> [The task]: Go through the data below and copy it exactly, skipping every picture.

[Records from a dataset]
* Begin *

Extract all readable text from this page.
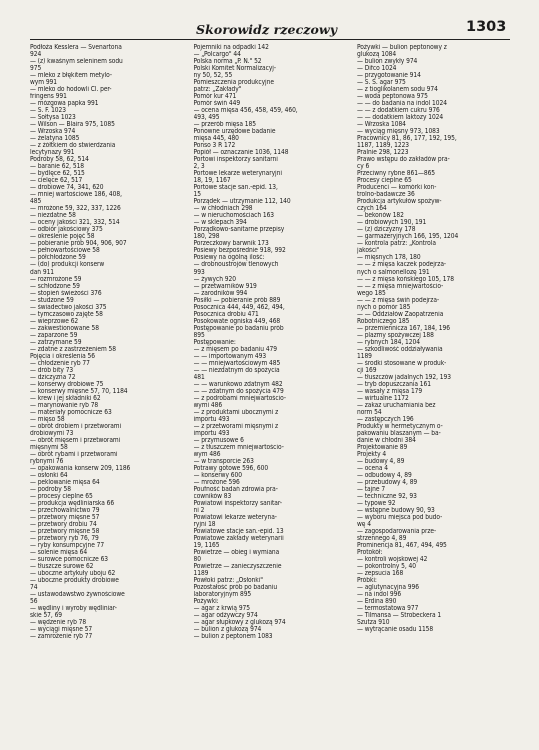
Skorowidz rzeczowy	1303
Podłoża Kesslera — Svenartona
924
— (z) kwaśnym seleninem sodu
975
— mleko z błękitem metylo-
wym 991
— mleko do hodowli Cl. per-
fringens 991
— mózgowa papka 991
— S. F. 1023
— Sołtysa 1023
— Wilson — Blaira 975, 1085
— Wrzoska 974
— żelatyna 1085
— z żółtkiem do stwierdzania
lecytynazy 991
Podroby 58, 62, 514
— baranie 62, 518
— bydlęce 62, 515
— cielęce 62, 517
— drobiowe 74, 341, 620
— mniej wartościowe 186, 408,
485
— mrożone 59, 322, 337, 1226
— niezdatne 58
— oceny jakości 321, 332, 514
— odbiór jakościowy 375
— określenie pojęć 58
— pobieranie prób 904, 906, 907
— pełnowartościowe 58
— półchłodzone 59
— (do) produkcji konserw
dań 911
— rozmrożone 59
— schłodzone 59
— stopień świeżości 376
— studzone 59
— świadectwo jakości 375
— tymczasowo zajęte 58
— wieprzowe 62
— zakwestionowane 58
— zaparzone 59
— zatrzymane 59
— zdatne z zastrzeżeniem 58
Pojęcia i określenia 56
— chłodzenie ryb 77
— drób bity 73
— dziczyzna 72
— konserwy drobiowe 75
— konserwy mięsne 57, 70, 1184
— krew i jej składniki 62
— marynowanie ryb 78
— materiały pomocnicze 63
— mięso 58
— obrót drobiem i przetworami
drobiowymi 73
— obrót mięsem i przetworami
mięsnymi 58
— obrót rybami i przetworami
rybnymi 76
— opakowania konserw 209, 1186
— osłonki 64
— peklowanie mięsa 64
— podroby 58
— procesy cieplne 65
— produkcja wędliniarska 66
— przechowalnictwo 79
— przetwory mięsne 57
— przetwory drobiu 74
— przetwory mięsne 58
— przetwory ryb 76, 79
— ryby konsumpcyjne 77
— solenie mięsa 64
— surowce pomocnicze 63
— tłuszcze surowe 62
— uboczne artykuły uboju 62
— uboczne produkty drobiowe
74
— ustawodawstwo żywnościowe
56
— wędliny i wyroby wędliniar-
skie 57, 69
— wędzenie ryb 78
— wyciągi mięsne 57
— zamrożenie ryb 77
Pojemniki na odpadki 142
— „Polcargo" 44
Polska norma „P. N." 52
Polski Komitet Normalizacyj-
ny 50, 52, 55
Pomieszczenia produkcyjne
patrz: „Zakłady"
Pomór kur 471
Pomór świń 449
— ocena mięsa 456, 458, 459, 460,
493, 495
— przerób mięsa 185
Ponowne urzędowe badanie
mięsa 445, 480
Ponso 3 R 172
Popiół — oznaczanie 1036, 1148
Portowi inspektorzy sanitarni
2, 3
Portowe lekarze weterynaryjni
18, 19, 1167
Portowe stacje san.-epid. 13,
15
Porządek — utrzymanie 112, 140
— w chłodniach 298
— w nieruchomościach 163
— w sklepach 394
Porządkowo-sanitarne przepisy
180, 298
Porzeczkowy barwnik 173
Posiewy bezpośrednie 918, 992
Posiewy na ogólną ilość:
— drobnoustrojów tlenowych
993
— żywych 920
— przetwarników 919
— zarodników 994
Posiłki — pobieranie prób 889
Posocznica 444, 449, 462, 494,
Posocznica drobiu 471
Posokowate ogniska 449, 468
Postępowanie po badaniu prób
895
Postępowanie:
— z mięsem po badaniu 479
— — importowanym 493
— — mniejwartościowym 485
— — niezdatnym do spożycia
481
— — warunkowo zdatnym 482
— — zdatnym do spożycia 479
— z podrobami mniejwartościo-
wymi 486
— z produktami ubocznymi z
importu 493
— z przetworami mięsnymi z
importu 493
— przymusowe 6
— z tłuszczem mniejwartościo-
wym 486
— w transporcie 263
Potrawy gotowe 596, 600
— konserwy 600
— mrożone 596
Poufność badań zdrowia pra-
cowników 83
Powiatowi inspektorzy sanitar-
ni 2
Powiatowi lekarze weteryna-
ryjni 18
Powiatowe stacje san.-epid. 13
Powiatowe zakłady weterynarii
19, 1165
Powietrze — obieg i wymiana
80
Powietrze — zanieczyszczenie
1189
Powłoki patrz: „Osłonki"
Pozostałość prób po badaniu
laboratoryjnym 895
Pożywki:
— agar z krwią 975
— agar odżywczy 974
— agar słupkowy z glukozą 974
— bulion z glukozą 974
— bulion z peptonem 1083
Pożywki — bulion peptonowy z
glukozą 1084
— bulion zwykły 974
— Difco 1024
— przygotowanie 914
— S. S. agar 975
— z tioglikolanem sodu 974
— woda peptonowa 975
— — do badania na indol 1024
— — z dodatkiem cukru 976
— — dodatkiem laktozy 1024
— Wrzoska 1084
— wyciąg mięsny 973, 1083
Pracownicy 81, 86, 177, 192, 195,
1187, 1189, 1223
Pralnie 298, 1223
Prawo wstępu do zakładów pra-
cy 6
Przeciwny rybne 861—865
Procesy cieplne 65
Producenci — komórki kon-
trolno-badawcze 36
Produkcja artykułów spożyw-
czych 164
— bekonów 182
— drobiowych 190, 191
— (z) dziczyzny 178
— garmażeryjnych 166, 195, 1204
— kontrola patrz: „Kontrola
jakości"
— mięsnych 178, 180
— — z mięsa kaczek podejrza-
nych o salmonellozę 191
— — z mięsa końskiego 105, 178
— — z mięsa mniejwartościo-
wego 185
— — z mięsa świń podejrza-
nych o pomór 185
— — Oddziałów Zaopatrzenia
Robotniczego 185
— przemiennicza 167, 184, 196
— plazmy spożywczej 188
— rybnych 184, 1204
— szkodliwość oddziaływania
1189
— środki stosowane w produk-
cji 169
— tłuszczów jadalnych 192, 193
— tryb dopuszczania 161
— wasały z mięsa 179
— wirtualne 1172
— zakaz uruchamiania bez
norm 54
— zastępczych 196
Produkty w hermetycznym o-
pakowaniu blaszanym — ba-
danie w chłodni 384
Projektowanie 89
Projekty 4
— budowy 4, 89
— ocena 4
— odbudowy 4, 89
— przebudowy 4, 89
— tajne 7
— techniczne 92, 93
— typowe 92
— wstępne budowy 90, 93
— wyboru miejsca pod budo-
wę 4
— zagospodarowania prze-
strzennego 4, 89
Prominencja 81, 467, 494, 495
Protokół:
— kontroli wojskowej 42
— pokontrolny 5, 40
— zepsucia 168
Próbki:
— aglutynacyjna 996
— na indol 996
— Erdina 890
— termostatowa 977
— Tilmansa — Strobeckera 1
Szutza 910
— wytrącanie osadu 1158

* End *

> [Correct result]:
Extract all readable text from this page.
Skorowidz rzeczowy	1303
Podłoża Kesslera — Svenartona
924
— (z) kwaśnym seleninem sodu
975
— mleko z błękitem metylo-
wym 991
— mleko do hodowli Cl. per-
fringens 991
— mózgowa papka 991
— S. F. 1023
— Sołtysa 1023
— Wilson — Blaira 975, 1085
— Wrzoska 974
— żelatyna 1085
— z żółtkiem do stwierdzania
lecytynazy 991
Podroby 58, 62, 514
— baranie 62, 518
— bydlęce 62, 515
— cielęce 62, 517
— drobiowe 74, 341, 620
— mniej wartościowe 186, 408,
485
— mrożone 59, 322, 337, 1226
— niezdatne 58
— oceny jakości 321, 332, 514
— odbiór jakościowy 375
— określenie pojęć 58
— pobieranie prób 904, 906, 907
— pełnowartościowe 58
— półchłodzone 59
— (do) produkcji konserw
dań 911
— rozmrożone 59
— schłodzone 59
— stopień świeżości 376
— studzone 59
— świadectwo jakości 375
— tymczasowo zajęte 58
— wieprzowe 62
— zakwestionowane 58
— zaparzone 59
— zatrzymane 59
— zdatne z zastrzeżeniem 58
Pojęcia i określenia 56
— chłodzenie ryb 77
— drób bity 73
— dziczyzna 72
— konserwy drobiowe 75
— konserwy mięsne 57, 70, 1184
— krew i jej składniki 62
— marynowanie ryb 78
— materiały pomocnicze 63
— mięso 58
— obrót drobiem i przetworami
drobiowymi 73
— obrót mięsem i przetworami
mięsnymi 58
— obrót rybami i przetworami
rybnymi 76
— opakowania konserw 209, 1186
— osłonki 64
— peklowanie mięsa 64
— podroby 58
— procesy cieplne 65
— produkcja wędliniarska 66
— przechowalnictwo 79
— przetwory mięsne 57
— przetwory drobiu 74
— przetwory mięsne 58
— przetwory ryb 76, 79
— ryby konsumpcyjne 77
— solenie mięsa 64
— surowce pomocnicze 63
— tłuszcze surowe 62
— uboczne artykuły uboju 62
— uboczne produkty drobiowe
74
— ustawodawstwo żywnościowe
56
— wędliny i wyroby wędliniar-
skie 57, 69
— wędzenie ryb 78
— wyciągi mięsne 57
— zamrożenie ryb 77
Pojemniki na odpadki 142
— „Polcargo" 44
Polska norma „P. N." 52
Polski Komitet Normalizacyj-
ny 50, 52, 55
Pomieszczenia produkcyjne
patrz: „Zakłady"
Pomór kur 471
Pomór świń 449
— ocena mięsa 456, 458, 459, 460,
493, 495
— przerób mięsa 185
Ponowne urzędowe badanie
mięsa 445, 480
Ponso 3 R 172
Popiół — oznaczanie 1036, 1148
Portowi inspektorzy sanitarni
2, 3
Portowe lekarze weterynaryjni
18, 19, 1167
Portowe stacje san.-epid. 13,
15
Porządek — utrzymanie 112, 140
— w chłodniach 298
— w nieruchomościach 163
— w sklepach 394
Porządkowo-sanitarne przepisy
180, 298
Porzeczkowy barwnik 173
Posiewy bezpośrednie 918, 992
Posiewy na ogólną ilość:
— drobnoustrojów tlenowych
993
— żywych 920
— przetwarników 919
— zarodników 994
Posiłki — pobieranie prób 889
Posocznica 444, 449, 462, 494,
Posocznica drobiu 471
Posokowate ogniska 449, 468
Postępowanie po badaniu prób
895
Postępowanie:
— z mięsem po badaniu 479
— — importowanym 493
— — mniejwartościowym 485
— — niezdatnym do spożycia
481
— — warunkowo zdatnym 482
— — zdatnym do spożycia 479
— z podrobami mniejwartościo-
wymi 486
— z produktami ubocznymi z
importu 493
— z przetworami mięsnymi z
importu 493
— przymusowe 6
— z tłuszczem mniejwartościo-
wym 486
— w transporcie 263
Potrawy gotowe 596, 600
— konserwy 600
— mrożone 596
Poufność badań zdrowia pra-
cowników 83
Powiatowi inspektorzy sanitar-
ni 2
Powiatowi lekarze weteryna-
ryjni 18
Powiatowe stacje san.-epid. 13
Powiatowe zakłady weterynarii
19, 1165
Powietrze — obieg i wymiana
80
Powietrze — zanieczyszczenie
1189
Powłoki patrz: „Osłonki"
Pozostałość prób po badaniu
laboratoryjnym 895
Pożywki:
— agar z krwią 975
— agar odżywczy 974
— agar słupkowy z glukozą 974
— bulion z glukozą 974
— bulion z peptonem 1083
Pożywki — bulion peptonowy z
glukozą 1084
— bulion zwykły 974
— Difco 1024
— przygotowanie 914
— S. S. agar 975
— z tioglikolanem sodu 974
— woda peptonowa 975
— — do badania na indol 1024
— — z dodatkiem cukru 976
— — dodatkiem laktozy 1024
— Wrzoska 1084
— wyciąg mięsny 973, 1083
Pracownicy 81, 86, 177, 192, 195,
1187, 1189, 1223
Pralnie 298, 1223
Prawo wstępu do zakładów pra-
cy 6
Przeciwny rybne 861—865
Procesy cieplne 65
Producenci — komórki kon-
trolno-badawcze 36
Produkcja artykułów spożyw-
czych 164
— bekonów 182
— drobiowych 190, 191
— (z) dziczyzny 178
— garmażeryjnych 166, 195, 1204
— kontrola patrz: „Kontrola
jakości"
— mięsnych 178, 180
— — z mięsa kaczek podejrza-
nych o salmonellozę 191
— — z mięsa końskiego 105, 178
— — z mięsa mniejwartościo-
wego 185
— — z mięsa świń podejrza-
nych o pomór 185
— — Oddziałów Zaopatrzenia
Robotniczego 185
— przemiennicza 167, 184, 196
— plazmy spożywczej 188
— rybnych 184, 1204
— szkodliwość oddziaływania
1189
— środki stosowane w produk-
cji 169
— tłuszczów jadalnych 192, 193
— tryb dopuszczania 161
— wasały z mięsa 179
— wirtualne 1172
— zakaz uruchamiania bez
norm 54
— zastępczych 196
Produkty w hermetycznym o-
pakowaniu blaszanym — ba-
danie w chłodni 384
Projektowanie 89
Projekty 4
— budowy 4, 89
— ocena 4
— odbudowy 4, 89
— przebudowy 4, 89
— tajne 7
— techniczne 92, 93
— typowe 92
— wstępne budowy 90, 93
— wyboru miejsca pod budo-
wę 4
— zagospodarowania prze-
strzennego 4, 89
Prominencja 81, 467, 494, 495
Protokół:
— kontroli wojskowej 42
— pokontrolny 5, 40
— zepsucia 168
Próbki:
— aglutynacyjna 996
— na indol 996
— Erdina 890
— termostatowa 977
— Tilmansa — Strobeckera 1
Szutza 910
— wytrącanie osadu 1158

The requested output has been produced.